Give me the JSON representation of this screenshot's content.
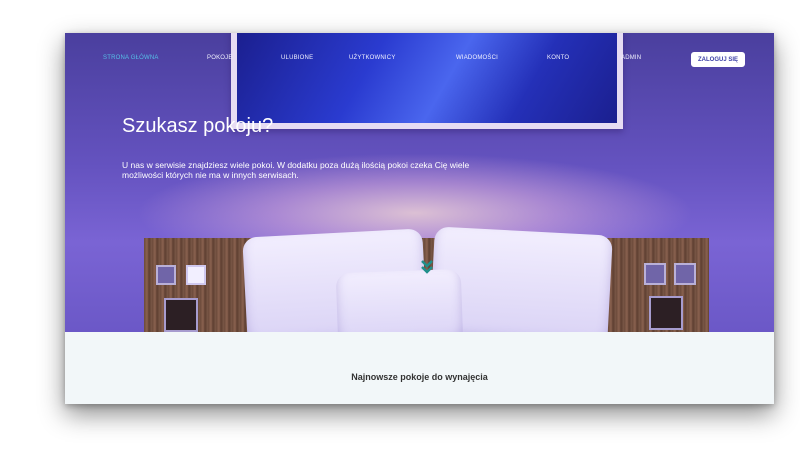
{
  "nav": {
    "items": [
      {
        "label": "Strona Główna",
        "active": true
      },
      {
        "label": "Pokoje"
      },
      {
        "label": "Ulubione"
      },
      {
        "label": "Użytkownicy"
      },
      {
        "label": "Wiadomości"
      },
      {
        "label": "Konto"
      },
      {
        "label": "Admin"
      }
    ],
    "login_label": "ZALOGUJ SIĘ"
  },
  "hero": {
    "title": "Szukasz pokoju?",
    "description": "U nas w serwisie znajdziesz wiele pokoi. W dodatku poza dużą ilością pokoi czeka Cię wiele możliwości których nie ma w innych serwisach.",
    "scroll_icon": "chevron-double-down-icon"
  },
  "section": {
    "title": "Najnowsze pokoje do wynajęcia"
  },
  "colors": {
    "accent": "#56bfe7",
    "hero_overlay": "#6553c0",
    "section_bg": "#f2f7f9"
  }
}
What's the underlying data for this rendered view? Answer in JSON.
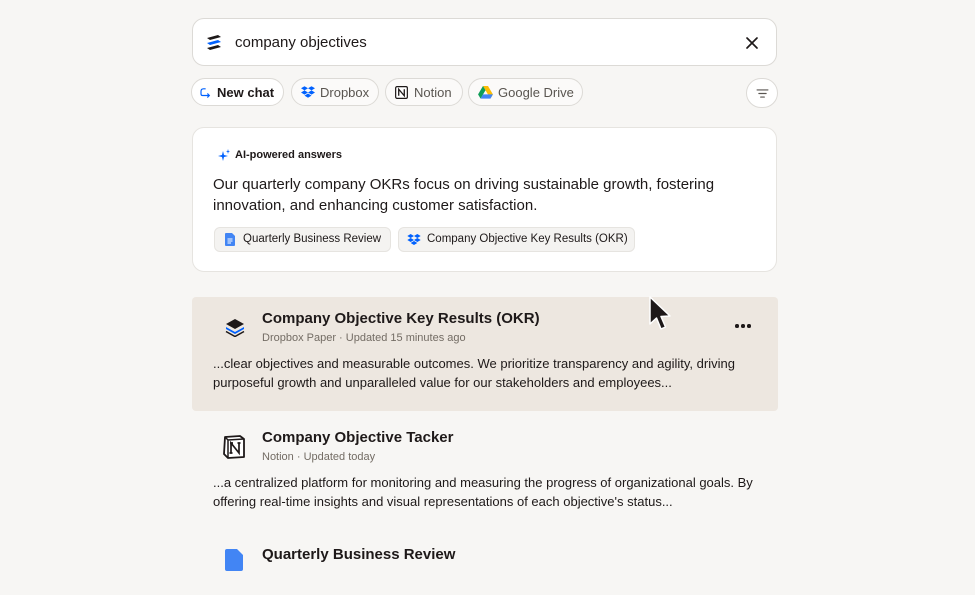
{
  "search": {
    "query": "company objectives"
  },
  "filters": [
    {
      "label": "New chat",
      "icon": "new-chat-icon"
    },
    {
      "label": "Dropbox",
      "icon": "dropbox-icon"
    },
    {
      "label": "Notion",
      "icon": "notion-icon"
    },
    {
      "label": "Google Drive",
      "icon": "google-drive-icon"
    }
  ],
  "ai_answer": {
    "heading": "AI-powered answers",
    "text": "Our quarterly company OKRs focus on driving sustainable growth, fostering innovation, and enhancing customer satisfaction.",
    "sources": [
      {
        "label": "Quarterly Business Review",
        "icon": "google-docs-icon"
      },
      {
        "label": "Company Objective Key Results (OKR)",
        "icon": "dropbox-icon"
      }
    ]
  },
  "results": [
    {
      "title": "Company Objective Key Results (OKR)",
      "meta": "Dropbox Paper · Updated 15 minutes ago",
      "snippet": "...clear objectives and measurable outcomes. We prioritize transparency and agility, driving purposeful growth and unparalleled value for our stakeholders and employees...",
      "icon": "dropbox-paper-icon"
    },
    {
      "title": "Company Objective Tacker",
      "meta": "Notion · Updated today",
      "snippet": "...a centralized platform for monitoring and measuring the progress of organizational goals. By offering real-time insights and visual representations of each objective's status...",
      "icon": "notion-icon"
    },
    {
      "title": "Quarterly Business Review",
      "icon": "google-docs-icon"
    }
  ],
  "colors": {
    "dropbox_blue": "#0061fe",
    "highlight": "#ede7e0",
    "background": "#f7f6f4"
  }
}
________________________
What needs to be done
Say, as a single number and nothing more, how many lines of the entries contain the word "driving".

Full output
2